== Records
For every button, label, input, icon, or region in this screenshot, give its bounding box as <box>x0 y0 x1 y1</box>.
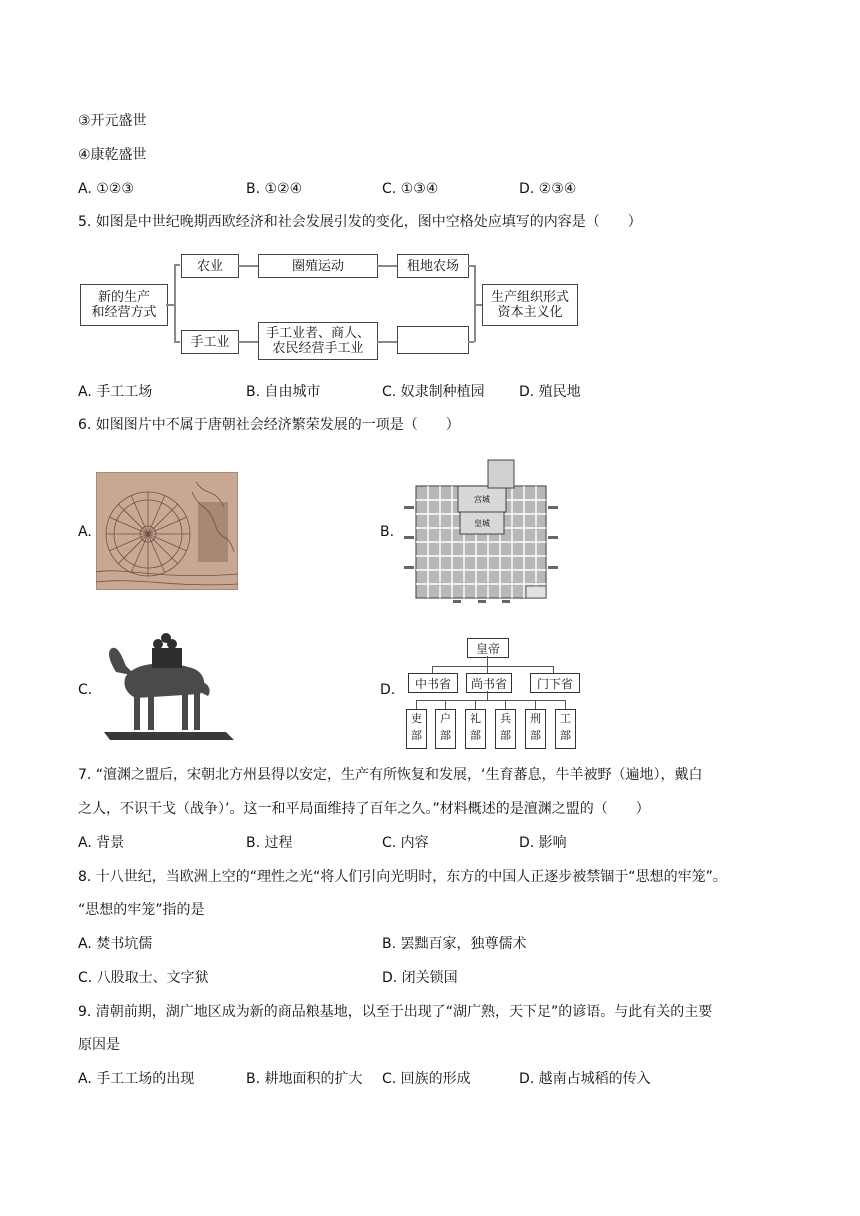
q9-option-d[interactable]: D. 越南占城稻的传入 <box>519 1071 651 1087</box>
org-dept-xing: 刑 部 <box>525 709 546 749</box>
org-emperor-box: 皇帝 <box>467 638 509 658</box>
q6-label-b[interactable]: B. <box>380 524 395 540</box>
option-item-4: ④康乾盛世 <box>78 147 147 163</box>
changan-map-image <box>398 456 560 608</box>
q9-option-b[interactable]: B. 耕地面积的扩大 <box>246 1071 363 1087</box>
diagram-blank-box <box>397 326 469 354</box>
diagram-craft-box: 手工业 <box>181 330 239 354</box>
org-dept-li-rites: 礼 部 <box>465 709 486 749</box>
q6-label-c[interactable]: C. <box>78 682 93 698</box>
q5-option-a[interactable]: A. 手工工场 <box>78 384 153 400</box>
diagram-craftsmen-box: 手工业者、商人、 农民经营手工业 <box>258 322 378 360</box>
q8-stem-line1: 8. 十八世纪，当欧洲上空的“理性之光“将人们引向光明时，东方的中国人正逐步被禁锢于“思想的牢笼”。 <box>78 869 727 885</box>
q9-option-c[interactable]: C. 回族的形成 <box>382 1071 471 1087</box>
waterwheel-image <box>96 472 238 590</box>
q9-stem-line2: 原因是 <box>78 1037 120 1053</box>
q5-option-c[interactable]: C. 奴隶制种植园 <box>382 384 485 400</box>
org-dept-hu: 户 部 <box>435 709 456 749</box>
org-zhongshu-box: 中书省 <box>408 673 458 693</box>
q4-option-b[interactable]: B. ①②④ <box>246 181 303 197</box>
q4-option-c[interactable]: C. ①③④ <box>382 181 439 197</box>
diagram-agriculture-box: 农业 <box>181 254 239 278</box>
q7-option-a[interactable]: A. 背景 <box>78 835 125 851</box>
q4-option-d[interactable]: D. ②③④ <box>519 181 577 197</box>
camel-figurine-image <box>96 632 238 744</box>
diagram-enclosure-box: 圈殖运动 <box>258 254 378 278</box>
org-menxia-box: 门下省 <box>530 673 580 693</box>
q6-stem: 6. 如图图片中不属于唐朝社会经济繁荣发展的一项是（ ） <box>78 417 460 433</box>
org-shangshu-box: 尚书省 <box>466 673 512 693</box>
q5-option-b[interactable]: B. 自由城市 <box>246 384 321 400</box>
q8-option-d[interactable]: D. 闭关锁国 <box>382 970 458 986</box>
q6-label-a[interactable]: A. <box>78 524 92 540</box>
q7-stem-line1: 7. “澶渊之盟后，宋朝北方州县得以安定，生产有所恢复和发展，‘生育蕃息，牛羊被野（遍地），戴白 <box>78 767 703 783</box>
q7-option-c[interactable]: C. 内容 <box>382 835 429 851</box>
q5-option-d[interactable]: D. 殖民地 <box>519 384 581 400</box>
q8-option-b[interactable]: B. 罢黜百家，独尊儒术 <box>382 936 527 952</box>
diagram-left-box: 新的生产 和经营方式 <box>80 284 168 326</box>
q7-stem-line2: 之人，不识干戈（战争）’。这一和平局面维持了百年之久。”材料概述的是澶渊之盟的（ ） <box>78 801 650 817</box>
diagram-farm-box: 租地农场 <box>397 254 469 278</box>
q9-stem-line1: 9. 清朝前期，湖广地区成为新的商品粮基地，以至于出现了“湖广熟，天下足”的谚语。与此有关的主要 <box>78 1004 713 1020</box>
svg-text:皇城: 皇城 <box>474 519 490 528</box>
org-dept-bing: 兵 部 <box>495 709 516 749</box>
org-dept-li-personnel: 吏 部 <box>406 709 427 749</box>
q7-option-d[interactable]: D. 影响 <box>519 835 567 851</box>
q8-option-c[interactable]: C. 八股取士、文字狱 <box>78 970 209 986</box>
diagram-right-box: 生产组织形式 资本主义化 <box>482 284 578 326</box>
q5-stem: 5. 如图是中世纪晚期西欧经济和社会发展引发的变化，图中空格处应填写的内容是（ ） <box>78 214 642 230</box>
option-item-3: ③开元盛世 <box>78 113 147 129</box>
q8-option-a[interactable]: A. 焚书坑儒 <box>78 936 153 952</box>
q9-option-a[interactable]: A. 手工工场的出现 <box>78 1071 195 1087</box>
svg-text:宫城: 宫城 <box>474 495 490 504</box>
q6-label-d[interactable]: D. <box>380 682 396 698</box>
org-dept-gong: 工 部 <box>555 709 576 749</box>
q4-option-a[interactable]: A. ①②③ <box>78 181 134 197</box>
q8-stem-line2: “思想的牢笼”指的是 <box>78 902 205 918</box>
q7-option-b[interactable]: B. 过程 <box>246 835 293 851</box>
====
Short task.
Reproduce every row above verbatim, leaving out the pictures.

Output for this exercise.
For every button, label, input, icon, or region in this screenshot, give its bounding box as <box>x0 y0 x1 y1</box>.
q9-option-d[interactable]: D. 越南占城稻的传入 <box>519 1071 651 1087</box>
org-dept-xing: 刑 部 <box>525 709 546 749</box>
org-emperor-box: 皇帝 <box>467 638 509 658</box>
q6-label-b[interactable]: B. <box>380 524 395 540</box>
option-item-4: ④康乾盛世 <box>78 147 147 163</box>
changan-map-image <box>398 456 560 608</box>
q9-option-b[interactable]: B. 耕地面积的扩大 <box>246 1071 363 1087</box>
diagram-blank-box <box>397 326 469 354</box>
diagram-craft-box: 手工业 <box>181 330 239 354</box>
org-dept-li-rites: 礼 部 <box>465 709 486 749</box>
q6-label-c[interactable]: C. <box>78 682 93 698</box>
q5-option-a[interactable]: A. 手工工场 <box>78 384 153 400</box>
diagram-craftsmen-box: 手工业者、商人、 农民经营手工业 <box>258 322 378 360</box>
q8-stem-line1: 8. 十八世纪，当欧洲上空的“理性之光“将人们引向光明时，东方的中国人正逐步被禁锢于“思想的牢笼”。 <box>78 869 727 885</box>
q9-option-c[interactable]: C. 回族的形成 <box>382 1071 471 1087</box>
waterwheel-image <box>96 472 238 590</box>
q9-stem-line2: 原因是 <box>78 1037 120 1053</box>
q5-option-c[interactable]: C. 奴隶制种植园 <box>382 384 485 400</box>
org-dept-hu: 户 部 <box>435 709 456 749</box>
org-zhongshu-box: 中书省 <box>408 673 458 693</box>
q4-option-b[interactable]: B. ①②④ <box>246 181 303 197</box>
q4-option-c[interactable]: C. ①③④ <box>382 181 439 197</box>
diagram-agriculture-box: 农业 <box>181 254 239 278</box>
q7-option-a[interactable]: A. 背景 <box>78 835 125 851</box>
q4-option-d[interactable]: D. ②③④ <box>519 181 577 197</box>
camel-figurine-image <box>96 632 238 744</box>
diagram-enclosure-box: 圈殖运动 <box>258 254 378 278</box>
org-menxia-box: 门下省 <box>530 673 580 693</box>
q6-stem: 6. 如图图片中不属于唐朝社会经济繁荣发展的一项是（ ） <box>78 417 460 433</box>
org-shangshu-box: 尚书省 <box>466 673 512 693</box>
q5-option-b[interactable]: B. 自由城市 <box>246 384 321 400</box>
q8-option-d[interactable]: D. 闭关锁国 <box>382 970 458 986</box>
q6-label-a[interactable]: A. <box>78 524 92 540</box>
q7-stem-line1: 7. “澶渊之盟后，宋朝北方州县得以安定，生产有所恢复和发展，‘生育蕃息，牛羊被野（遍地），戴白 <box>78 767 703 783</box>
q7-option-c[interactable]: C. 内容 <box>382 835 429 851</box>
q5-option-d[interactable]: D. 殖民地 <box>519 384 581 400</box>
q8-option-b[interactable]: B. 罢黜百家，独尊儒术 <box>382 936 527 952</box>
diagram-left-box: 新的生产 和经营方式 <box>80 284 168 326</box>
q7-stem-line2: 之人，不识干戈（战争）’。这一和平局面维持了百年之久。”材料概述的是澶渊之盟的（ ） <box>78 801 650 817</box>
diagram-farm-box: 租地农场 <box>397 254 469 278</box>
q9-stem-line1: 9. 清朝前期，湖广地区成为新的商品粮基地，以至于出现了“湖广熟，天下足”的谚语。与此有关的主要 <box>78 1004 713 1020</box>
svg-text:皇城: 皇城 <box>474 519 490 528</box>
org-dept-bing: 兵 部 <box>495 709 516 749</box>
org-dept-li-personnel: 吏 部 <box>406 709 427 749</box>
q7-option-d[interactable]: D. 影响 <box>519 835 567 851</box>
q8-option-c[interactable]: C. 八股取士、文字狱 <box>78 970 209 986</box>
diagram-right-box: 生产组织形式 资本主义化 <box>482 284 578 326</box>
q5-stem: 5. 如图是中世纪晚期西欧经济和社会发展引发的变化，图中空格处应填写的内容是（ ） <box>78 214 642 230</box>
option-item-3: ③开元盛世 <box>78 113 147 129</box>
q8-option-a[interactable]: A. 焚书坑儒 <box>78 936 153 952</box>
q9-option-a[interactable]: A. 手工工场的出现 <box>78 1071 195 1087</box>
svg-text:宫城: 宫城 <box>474 495 490 504</box>
q6-label-d[interactable]: D. <box>380 682 396 698</box>
org-dept-gong: 工 部 <box>555 709 576 749</box>
q4-option-a[interactable]: A. ①②③ <box>78 181 134 197</box>
q8-stem-line2: “思想的牢笼”指的是 <box>78 902 205 918</box>
q7-option-b[interactable]: B. 过程 <box>246 835 293 851</box>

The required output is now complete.